◆ Written request ◆
Copy every line of the data below word for word, leaving out the pictures.

◆ Data for the task ◆
++++++
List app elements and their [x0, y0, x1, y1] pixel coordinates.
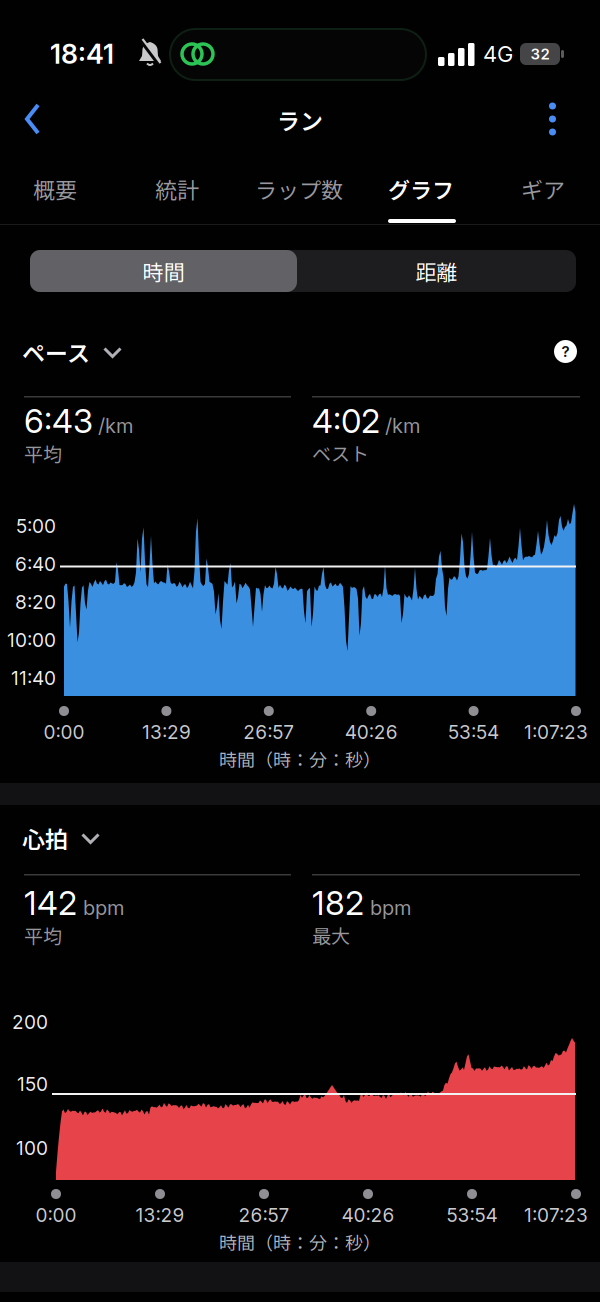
staticText: 4G	[483, 41, 513, 67]
staticText: 150	[17, 1072, 48, 1096]
staticText: 0:00	[44, 720, 84, 744]
button[interactable]: 概要	[0, 169, 115, 209]
staticText: 統計	[155, 173, 199, 205]
staticText: /km	[98, 414, 133, 438]
staticText: 100	[16, 1136, 48, 1160]
staticText: ラン	[277, 103, 323, 137]
staticText: 時間	[142, 256, 184, 286]
staticText: 距離	[416, 256, 458, 286]
staticText: 8:20	[15, 590, 56, 614]
staticText: 13:29	[136, 1204, 184, 1226]
button[interactable]: 心拍	[22, 820, 100, 856]
staticText: 200	[12, 1010, 48, 1034]
staticText: 142	[24, 883, 77, 923]
staticText: 11:40	[11, 666, 56, 690]
staticText: 182	[312, 883, 364, 923]
button[interactable]: 統計	[117, 169, 237, 209]
button[interactable]: More	[538, 97, 566, 141]
staticText: 時間（時：分：秒）	[219, 1229, 381, 1255]
button[interactable]: ラップ数	[239, 169, 359, 209]
staticText: ギア	[521, 173, 565, 205]
staticText: 5:00	[16, 514, 56, 538]
staticText: 10:00	[7, 628, 56, 652]
staticText: 40:26	[345, 720, 398, 744]
button[interactable]: 時間	[30, 250, 297, 292]
staticText: 平均	[24, 921, 62, 949]
staticText: ?	[562, 342, 570, 360]
staticText: 最大	[312, 921, 350, 949]
button[interactable]: Back	[16, 97, 60, 141]
staticText: ペース	[22, 335, 90, 369]
staticText: ラップ数	[255, 173, 343, 205]
staticText: 1:07:23	[524, 1204, 588, 1226]
staticText: 概要	[33, 173, 77, 205]
staticText: 平均	[24, 439, 62, 467]
staticText: 心拍	[22, 821, 68, 855]
button[interactable]: Help	[554, 340, 577, 363]
staticText: 53:54	[448, 720, 499, 744]
staticText: グラフ	[388, 173, 454, 205]
staticText: 4:02	[312, 401, 380, 441]
staticText: 26:57	[243, 720, 294, 744]
button[interactable]: ギア	[483, 169, 600, 209]
staticText: /km	[385, 414, 420, 438]
staticText: ベスト	[312, 439, 369, 467]
staticText: 6:40	[15, 552, 56, 576]
staticText: 18:41	[50, 38, 114, 70]
staticText: 13:29	[142, 720, 191, 744]
staticText: 時間（時：分：秒）	[219, 746, 381, 772]
button[interactable]: グラフ	[361, 169, 481, 209]
staticText: 1:07:23	[524, 720, 588, 744]
staticText: 40:26	[342, 1204, 394, 1226]
staticText: 32	[530, 45, 550, 63]
staticText: 0:00	[36, 1204, 76, 1226]
staticText: bpm	[370, 896, 411, 920]
button[interactable]: 距離	[297, 250, 576, 292]
staticText: bpm	[83, 896, 124, 920]
staticText: 53:54	[446, 1204, 498, 1226]
staticText: 26:57	[238, 1204, 290, 1226]
staticText: 6:43	[24, 401, 93, 441]
button[interactable]: ペース	[22, 334, 122, 370]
++++++
◆ Solution for this task ◆
List app elements and their [x0, y0, x1, y1] pixel coordinates.
staticText: 4G	[483, 41, 513, 67]
staticText: 150	[17, 1072, 48, 1096]
staticText: 0:00	[44, 720, 84, 744]
button[interactable]: 概要	[0, 169, 115, 209]
staticText: 統計	[155, 173, 199, 205]
staticText: /km	[98, 414, 133, 438]
staticText: 100	[16, 1136, 48, 1160]
staticText: ラン	[277, 103, 323, 137]
staticText: 時間	[142, 256, 184, 286]
staticText: 距離	[416, 256, 458, 286]
staticText: 8:20	[15, 590, 56, 614]
staticText: 13:29	[136, 1204, 184, 1226]
button[interactable]: 心拍	[22, 820, 100, 856]
staticText: 200	[12, 1010, 48, 1034]
staticText: 142	[24, 883, 77, 923]
staticText: 11:40	[11, 666, 56, 690]
staticText: 182	[312, 883, 364, 923]
button[interactable]: 統計	[117, 169, 237, 209]
button[interactable]: More	[538, 97, 566, 141]
staticText: 時間（時：分：秒）	[219, 1229, 381, 1255]
button[interactable]: ラップ数	[239, 169, 359, 209]
staticText: ギア	[521, 173, 565, 205]
staticText: 5:00	[16, 514, 56, 538]
staticText: 10:00	[7, 628, 56, 652]
staticText: 40:26	[345, 720, 398, 744]
button[interactable]: 時間	[30, 250, 297, 292]
staticText: 平均	[24, 921, 62, 949]
staticText: ?	[562, 342, 570, 360]
staticText: 最大	[312, 921, 350, 949]
button[interactable]: Back	[16, 97, 60, 141]
staticText: ペース	[22, 335, 90, 369]
staticText: ラップ数	[255, 173, 343, 205]
staticText: 1:07:23	[524, 1204, 588, 1226]
staticText: 概要	[33, 173, 77, 205]
staticText: 平均	[24, 439, 62, 467]
staticText: 心拍	[22, 821, 68, 855]
button[interactable]: Help	[554, 340, 577, 363]
staticText: 53:54	[448, 720, 499, 744]
staticText: グラフ	[388, 173, 454, 205]
staticText: 4:02	[312, 401, 380, 441]
staticText: 26:57	[243, 720, 294, 744]
button[interactable]: ギア	[483, 169, 600, 209]
staticText: /km	[385, 414, 420, 438]
staticText: ベスト	[312, 439, 369, 467]
staticText: 6:40	[15, 552, 56, 576]
staticText: 18:41	[50, 38, 114, 70]
staticText: 13:29	[142, 720, 191, 744]
staticText: 時間（時：分：秒）	[219, 746, 381, 772]
button[interactable]: グラフ	[361, 169, 481, 209]
staticText: 1:07:23	[524, 720, 588, 744]
staticText: 40:26	[342, 1204, 394, 1226]
staticText: 32	[530, 45, 550, 63]
staticText: 0:00	[36, 1204, 76, 1226]
staticText: bpm	[370, 896, 411, 920]
button[interactable]: 距離	[297, 250, 576, 292]
staticText: bpm	[83, 896, 124, 920]
staticText: 53:54	[446, 1204, 498, 1226]
staticText: 26:57	[238, 1204, 290, 1226]
staticText: 6:43	[24, 401, 93, 441]
button[interactable]: ペース	[22, 334, 122, 370]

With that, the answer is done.